Task statement:
Images do not belong in the copy. Retype all the entries below exactly.

Recorded information:

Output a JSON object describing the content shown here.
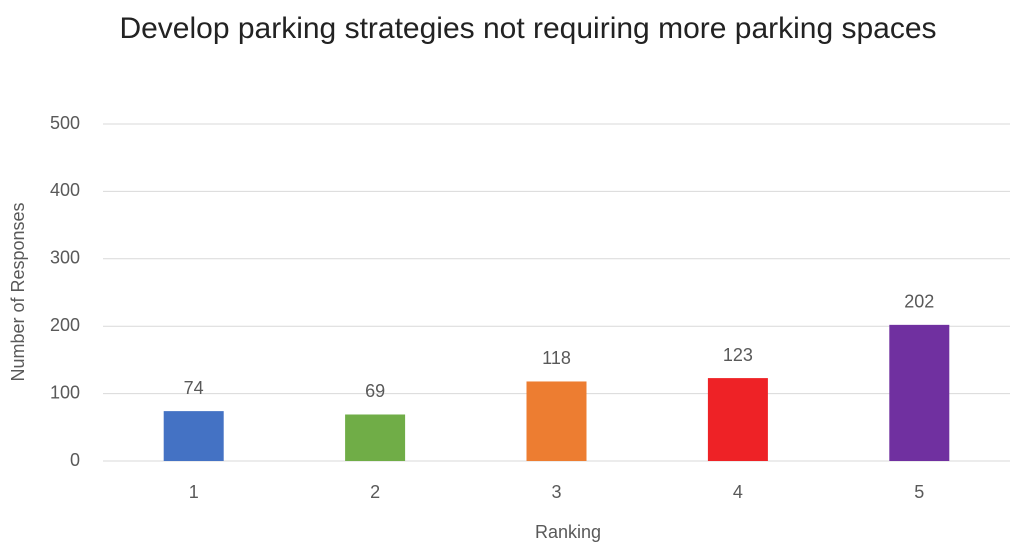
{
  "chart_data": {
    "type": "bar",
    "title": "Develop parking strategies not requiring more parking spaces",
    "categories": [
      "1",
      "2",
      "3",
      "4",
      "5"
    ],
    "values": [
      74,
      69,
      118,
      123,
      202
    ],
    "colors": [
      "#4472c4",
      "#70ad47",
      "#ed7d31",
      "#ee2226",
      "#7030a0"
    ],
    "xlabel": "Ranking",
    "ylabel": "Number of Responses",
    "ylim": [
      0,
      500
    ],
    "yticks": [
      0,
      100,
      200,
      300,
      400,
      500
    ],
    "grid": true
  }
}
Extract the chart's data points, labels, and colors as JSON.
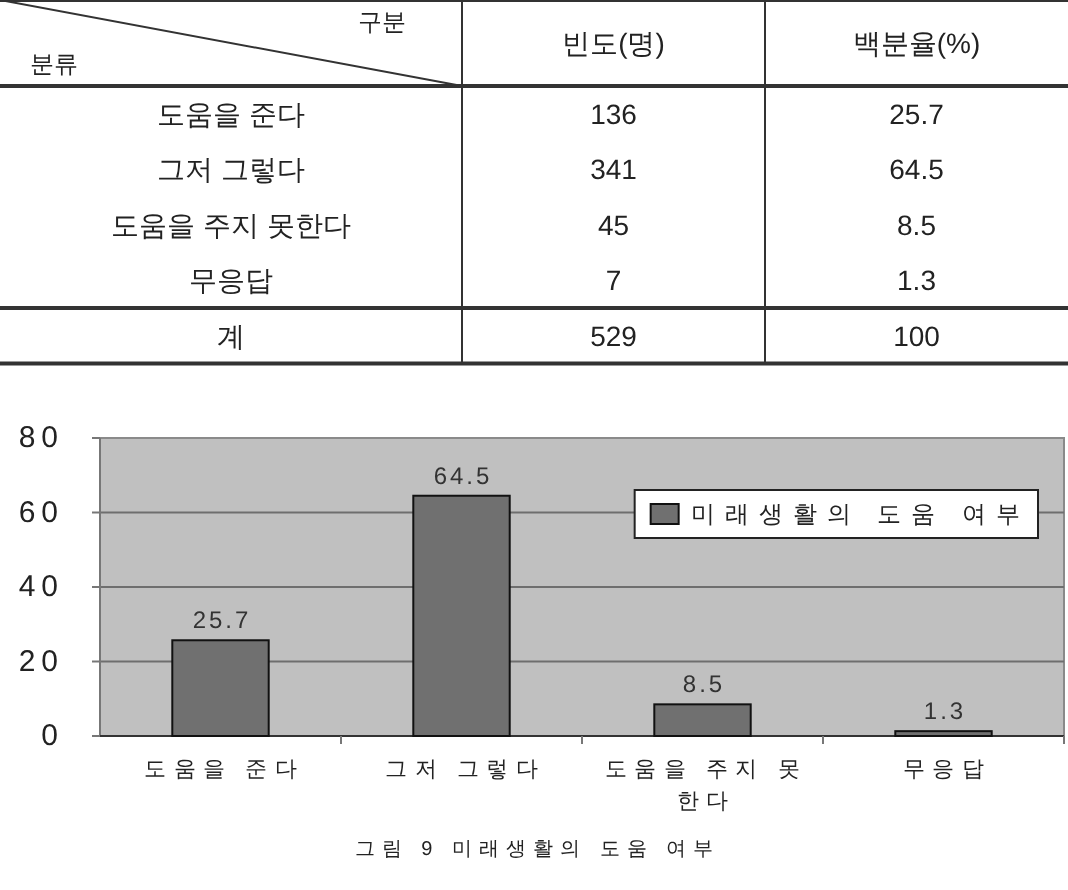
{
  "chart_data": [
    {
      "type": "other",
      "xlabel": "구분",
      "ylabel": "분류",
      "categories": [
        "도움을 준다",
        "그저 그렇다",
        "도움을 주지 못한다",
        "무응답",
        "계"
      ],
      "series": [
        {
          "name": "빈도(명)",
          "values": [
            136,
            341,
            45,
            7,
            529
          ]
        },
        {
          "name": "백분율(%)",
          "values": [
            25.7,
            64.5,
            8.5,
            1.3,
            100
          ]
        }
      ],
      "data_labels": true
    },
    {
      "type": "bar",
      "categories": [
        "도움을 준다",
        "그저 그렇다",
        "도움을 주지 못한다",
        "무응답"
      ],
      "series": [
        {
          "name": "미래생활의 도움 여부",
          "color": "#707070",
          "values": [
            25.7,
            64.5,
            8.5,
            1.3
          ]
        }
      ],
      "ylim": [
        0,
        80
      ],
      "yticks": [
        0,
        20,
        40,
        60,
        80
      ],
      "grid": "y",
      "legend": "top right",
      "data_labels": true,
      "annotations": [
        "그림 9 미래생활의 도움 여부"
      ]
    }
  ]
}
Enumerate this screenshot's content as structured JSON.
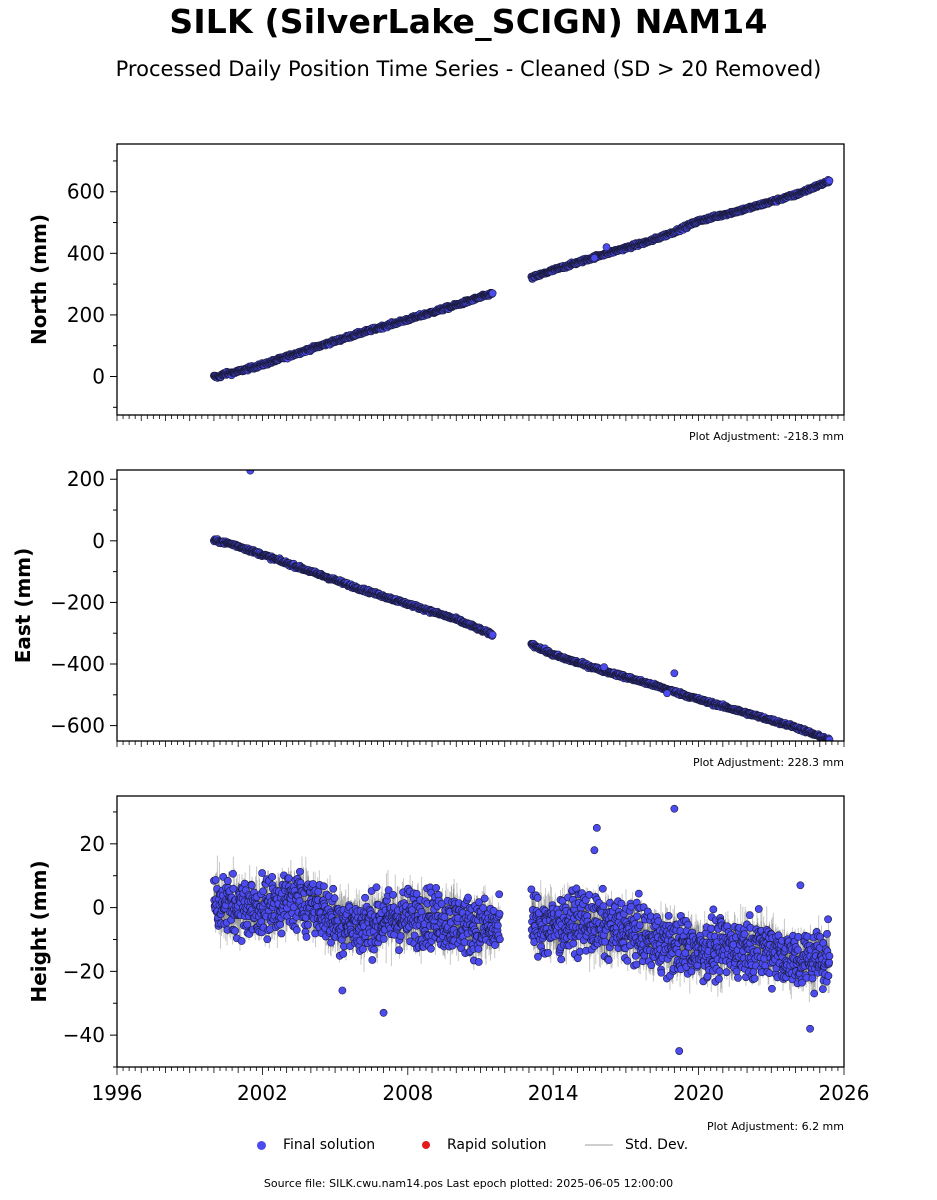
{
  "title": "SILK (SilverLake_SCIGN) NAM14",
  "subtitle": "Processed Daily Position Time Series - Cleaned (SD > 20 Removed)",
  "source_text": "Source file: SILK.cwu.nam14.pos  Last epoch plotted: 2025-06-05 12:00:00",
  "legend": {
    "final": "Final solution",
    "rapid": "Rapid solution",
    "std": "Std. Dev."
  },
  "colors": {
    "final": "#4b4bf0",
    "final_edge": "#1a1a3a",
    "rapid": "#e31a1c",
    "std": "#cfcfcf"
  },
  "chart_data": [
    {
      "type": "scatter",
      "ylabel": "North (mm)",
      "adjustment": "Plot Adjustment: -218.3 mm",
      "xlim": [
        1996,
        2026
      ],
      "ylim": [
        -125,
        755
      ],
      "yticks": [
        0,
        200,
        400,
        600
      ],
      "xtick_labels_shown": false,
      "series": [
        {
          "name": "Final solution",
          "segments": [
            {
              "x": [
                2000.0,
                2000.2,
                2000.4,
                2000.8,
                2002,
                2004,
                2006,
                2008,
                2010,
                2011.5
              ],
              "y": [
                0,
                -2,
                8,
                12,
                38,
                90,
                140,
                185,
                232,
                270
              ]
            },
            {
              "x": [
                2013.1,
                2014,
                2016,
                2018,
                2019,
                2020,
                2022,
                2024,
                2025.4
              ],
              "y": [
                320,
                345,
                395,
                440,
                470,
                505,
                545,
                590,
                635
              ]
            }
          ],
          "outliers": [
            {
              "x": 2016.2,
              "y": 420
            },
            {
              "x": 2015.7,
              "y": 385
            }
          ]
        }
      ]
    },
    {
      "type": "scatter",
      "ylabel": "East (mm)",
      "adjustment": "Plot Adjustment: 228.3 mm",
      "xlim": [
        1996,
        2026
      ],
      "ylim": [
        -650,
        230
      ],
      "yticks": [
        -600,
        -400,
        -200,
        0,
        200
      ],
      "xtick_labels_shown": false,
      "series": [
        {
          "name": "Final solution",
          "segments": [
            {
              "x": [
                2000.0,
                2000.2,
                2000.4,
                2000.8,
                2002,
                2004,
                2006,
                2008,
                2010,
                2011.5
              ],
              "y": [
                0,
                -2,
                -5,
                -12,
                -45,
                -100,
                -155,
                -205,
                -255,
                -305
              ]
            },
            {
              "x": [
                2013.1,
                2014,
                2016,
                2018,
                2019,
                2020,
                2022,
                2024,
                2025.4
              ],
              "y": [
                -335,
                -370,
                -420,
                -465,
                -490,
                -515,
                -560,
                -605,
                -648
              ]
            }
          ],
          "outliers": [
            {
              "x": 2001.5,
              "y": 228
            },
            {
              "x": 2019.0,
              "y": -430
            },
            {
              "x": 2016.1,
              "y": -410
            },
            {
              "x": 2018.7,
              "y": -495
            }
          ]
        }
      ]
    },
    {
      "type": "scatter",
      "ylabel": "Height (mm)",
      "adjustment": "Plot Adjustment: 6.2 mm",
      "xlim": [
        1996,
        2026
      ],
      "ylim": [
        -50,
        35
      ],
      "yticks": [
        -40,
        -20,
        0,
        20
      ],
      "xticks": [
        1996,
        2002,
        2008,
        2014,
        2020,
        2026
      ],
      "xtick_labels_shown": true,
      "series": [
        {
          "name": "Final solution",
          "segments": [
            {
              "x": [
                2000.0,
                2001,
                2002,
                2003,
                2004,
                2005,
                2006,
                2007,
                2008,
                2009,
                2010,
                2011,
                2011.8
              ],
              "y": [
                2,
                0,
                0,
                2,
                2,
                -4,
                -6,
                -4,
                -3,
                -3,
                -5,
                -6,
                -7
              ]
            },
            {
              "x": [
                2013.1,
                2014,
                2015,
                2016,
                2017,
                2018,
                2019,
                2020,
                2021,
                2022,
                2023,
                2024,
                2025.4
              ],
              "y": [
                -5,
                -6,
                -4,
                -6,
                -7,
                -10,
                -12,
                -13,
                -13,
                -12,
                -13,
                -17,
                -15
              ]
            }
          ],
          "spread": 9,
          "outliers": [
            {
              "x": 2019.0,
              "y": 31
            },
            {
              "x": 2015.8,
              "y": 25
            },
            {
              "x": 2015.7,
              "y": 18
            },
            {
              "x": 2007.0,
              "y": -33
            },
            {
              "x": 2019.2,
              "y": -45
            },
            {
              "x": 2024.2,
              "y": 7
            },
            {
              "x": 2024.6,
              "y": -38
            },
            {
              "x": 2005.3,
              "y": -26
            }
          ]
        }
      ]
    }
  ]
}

Complete answer:
Output a JSON object describing the content shown here.
{
  "chart_data": {
    "type": "bar",
    "title": "Develop parking strategies not requiring more parking spaces",
    "categories": [
      "1",
      "2",
      "3",
      "4",
      "5"
    ],
    "values": [
      74,
      69,
      118,
      123,
      202
    ],
    "colors": [
      "#4472c4",
      "#70ad47",
      "#ed7d31",
      "#ee2226",
      "#7030a0"
    ],
    "xlabel": "Ranking",
    "ylabel": "Number of Responses",
    "ylim": [
      0,
      500
    ],
    "yticks": [
      0,
      100,
      200,
      300,
      400,
      500
    ],
    "grid": true
  }
}
Extract the chart's data points, labels, and colors as JSON.
{
  "chart_data": [
    {
      "type": "other",
      "xlabel": "구분",
      "ylabel": "분류",
      "categories": [
        "도움을 준다",
        "그저 그렇다",
        "도움을 주지 못한다",
        "무응답",
        "계"
      ],
      "series": [
        {
          "name": "빈도(명)",
          "values": [
            136,
            341,
            45,
            7,
            529
          ]
        },
        {
          "name": "백분율(%)",
          "values": [
            25.7,
            64.5,
            8.5,
            1.3,
            100
          ]
        }
      ],
      "data_labels": true
    },
    {
      "type": "bar",
      "categories": [
        "도움을 준다",
        "그저 그렇다",
        "도움을 주지 못한다",
        "무응답"
      ],
      "series": [
        {
          "name": "미래생활의 도움 여부",
          "color": "#707070",
          "values": [
            25.7,
            64.5,
            8.5,
            1.3
          ]
        }
      ],
      "ylim": [
        0,
        80
      ],
      "yticks": [
        0,
        20,
        40,
        60,
        80
      ],
      "grid": "y",
      "legend": "top right",
      "data_labels": true,
      "annotations": [
        "그림 9 미래생활의 도움 여부"
      ]
    }
  ]
}
Enumerate this screenshot's content as structured JSON.
{
  "title": "SILK (SilverLake_SCIGN) NAM14",
  "subtitle": "Processed Daily Position Time Series - Cleaned (SD > 20 Removed)",
  "source_text": "Source file: SILK.cwu.nam14.pos  Last epoch plotted: 2025-06-05 12:00:00",
  "legend": {
    "final": "Final solution",
    "rapid": "Rapid solution",
    "std": "Std. Dev."
  },
  "colors": {
    "final": "#4b4bf0",
    "final_edge": "#1a1a3a",
    "rapid": "#e31a1c",
    "std": "#cfcfcf"
  },
  "chart_data": [
    {
      "type": "scatter",
      "ylabel": "North (mm)",
      "adjustment": "Plot Adjustment: -218.3 mm",
      "xlim": [
        1996,
        2026
      ],
      "ylim": [
        -125,
        755
      ],
      "yticks": [
        0,
        200,
        400,
        600
      ],
      "xtick_labels_shown": false,
      "series": [
        {
          "name": "Final solution",
          "segments": [
            {
              "x": [
                2000.0,
                2000.2,
                2000.4,
                2000.8,
                2002,
                2004,
                2006,
                2008,
                2010,
                2011.5
              ],
              "y": [
                0,
                -2,
                8,
                12,
                38,
                90,
                140,
                185,
                232,
                270
              ]
            },
            {
              "x": [
                2013.1,
                2014,
                2016,
                2018,
                2019,
                2020,
                2022,
                2024,
                2025.4
              ],
              "y": [
                320,
                345,
                395,
                440,
                470,
                505,
                545,
                590,
                635
              ]
            }
          ],
          "outliers": [
            {
              "x": 2016.2,
              "y": 420
            },
            {
              "x": 2015.7,
              "y": 385
            }
          ]
        }
      ]
    },
    {
      "type": "scatter",
      "ylabel": "East (mm)",
      "adjustment": "Plot Adjustment: 228.3 mm",
      "xlim": [
        1996,
        2026
      ],
      "ylim": [
        -650,
        230
      ],
      "yticks": [
        -600,
        -400,
        -200,
        0,
        200
      ],
      "xtick_labels_shown": false,
      "series": [
        {
          "name": "Final solution",
          "segments": [
            {
              "x": [
                2000.0,
                2000.2,
                2000.4,
                2000.8,
                2002,
                2004,
                2006,
                2008,
                2010,
                2011.5
              ],
              "y": [
                0,
                -2,
                -5,
                -12,
                -45,
                -100,
                -155,
                -205,
                -255,
                -305
              ]
            },
            {
              "x": [
                2013.1,
                2014,
                2016,
                2018,
                2019,
                2020,
                2022,
                2024,
                2025.4
              ],
              "y": [
                -335,
                -370,
                -420,
                -465,
                -490,
                -515,
                -560,
                -605,
                -648
              ]
            }
          ],
          "outliers": [
            {
              "x": 2001.5,
              "y": 228
            },
            {
              "x": 2019.0,
              "y": -430
            },
            {
              "x": 2016.1,
              "y": -410
            },
            {
              "x": 2018.7,
              "y": -495
            }
          ]
        }
      ]
    },
    {
      "type": "scatter",
      "ylabel": "Height (mm)",
      "adjustment": "Plot Adjustment: 6.2 mm",
      "xlim": [
        1996,
        2026
      ],
      "ylim": [
        -50,
        35
      ],
      "yticks": [
        -40,
        -20,
        0,
        20
      ],
      "xticks": [
        1996,
        2002,
        2008,
        2014,
        2020,
        2026
      ],
      "xtick_labels_shown": true,
      "series": [
        {
          "name": "Final solution",
          "segments": [
            {
              "x": [
                2000.0,
                2001,
                2002,
                2003,
                2004,
                2005,
                2006,
                2007,
                2008,
                2009,
                2010,
                2011,
                2011.8
              ],
              "y": [
                2,
                0,
                0,
                2,
                2,
                -4,
                -6,
                -4,
                -3,
                -3,
                -5,
                -6,
                -7
              ]
            },
            {
              "x": [
                2013.1,
                2014,
                2015,
                2016,
                2017,
                2018,
                2019,
                2020,
                2021,
                2022,
                2023,
                2024,
                2025.4
              ],
              "y": [
                -5,
                -6,
                -4,
                -6,
                -7,
                -10,
                -12,
                -13,
                -13,
                -12,
                -13,
                -17,
                -15
              ]
            }
          ],
          "spread": 9,
          "outliers": [
            {
              "x": 2019.0,
              "y": 31
            },
            {
              "x": 2015.8,
              "y": 25
            },
            {
              "x": 2015.7,
              "y": 18
            },
            {
              "x": 2007.0,
              "y": -33
            },
            {
              "x": 2019.2,
              "y": -45
            },
            {
              "x": 2024.2,
              "y": 7
            },
            {
              "x": 2024.6,
              "y": -38
            },
            {
              "x": 2005.3,
              "y": -26
            }
          ]
        }
      ]
    }
  ]
}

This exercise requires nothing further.